| TASK INSTRUCTIONS |
Reproduce every record below exactly as it appears.

| PROVIDED MATERIAL |
_ _ _

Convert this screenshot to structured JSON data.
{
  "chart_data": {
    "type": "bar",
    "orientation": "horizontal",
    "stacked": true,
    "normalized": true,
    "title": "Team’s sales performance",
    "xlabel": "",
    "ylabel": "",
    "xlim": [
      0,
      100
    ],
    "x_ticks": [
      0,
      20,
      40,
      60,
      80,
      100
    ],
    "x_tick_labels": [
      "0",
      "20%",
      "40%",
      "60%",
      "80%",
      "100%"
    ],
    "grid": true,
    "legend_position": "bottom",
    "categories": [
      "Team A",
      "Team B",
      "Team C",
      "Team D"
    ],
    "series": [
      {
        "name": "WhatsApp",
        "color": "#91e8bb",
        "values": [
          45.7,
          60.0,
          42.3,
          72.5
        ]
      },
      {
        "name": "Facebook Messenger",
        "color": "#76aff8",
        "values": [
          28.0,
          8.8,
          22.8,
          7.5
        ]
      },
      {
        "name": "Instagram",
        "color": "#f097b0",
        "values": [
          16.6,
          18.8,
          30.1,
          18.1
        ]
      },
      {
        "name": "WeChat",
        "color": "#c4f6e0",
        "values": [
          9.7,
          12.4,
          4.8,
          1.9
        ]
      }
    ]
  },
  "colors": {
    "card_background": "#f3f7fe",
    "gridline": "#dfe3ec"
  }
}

_ _ _

| COMPLETE ANSWER |
Convert this screenshot to structured JSON data.
{
  "chart_data": {
    "type": "bar",
    "orientation": "horizontal",
    "stacked": true,
    "normalized": true,
    "title": "Team’s sales performance",
    "xlabel": "",
    "ylabel": "",
    "xlim": [
      0,
      100
    ],
    "x_ticks": [
      0,
      20,
      40,
      60,
      80,
      100
    ],
    "x_tick_labels": [
      "0",
      "20%",
      "40%",
      "60%",
      "80%",
      "100%"
    ],
    "grid": true,
    "legend_position": "bottom",
    "categories": [
      "Team A",
      "Team B",
      "Team C",
      "Team D"
    ],
    "series": [
      {
        "name": "WhatsApp",
        "color": "#91e8bb",
        "values": [
          45.7,
          60.0,
          42.3,
          72.5
        ]
      },
      {
        "name": "Facebook Messenger",
        "color": "#76aff8",
        "values": [
          28.0,
          8.8,
          22.8,
          7.5
        ]
      },
      {
        "name": "Instagram",
        "color": "#f097b0",
        "values": [
          16.6,
          18.8,
          30.1,
          18.1
        ]
      },
      {
        "name": "WeChat",
        "color": "#c4f6e0",
        "values": [
          9.7,
          12.4,
          4.8,
          1.9
        ]
      }
    ]
  },
  "colors": {
    "card_background": "#f3f7fe",
    "gridline": "#dfe3ec"
  }
}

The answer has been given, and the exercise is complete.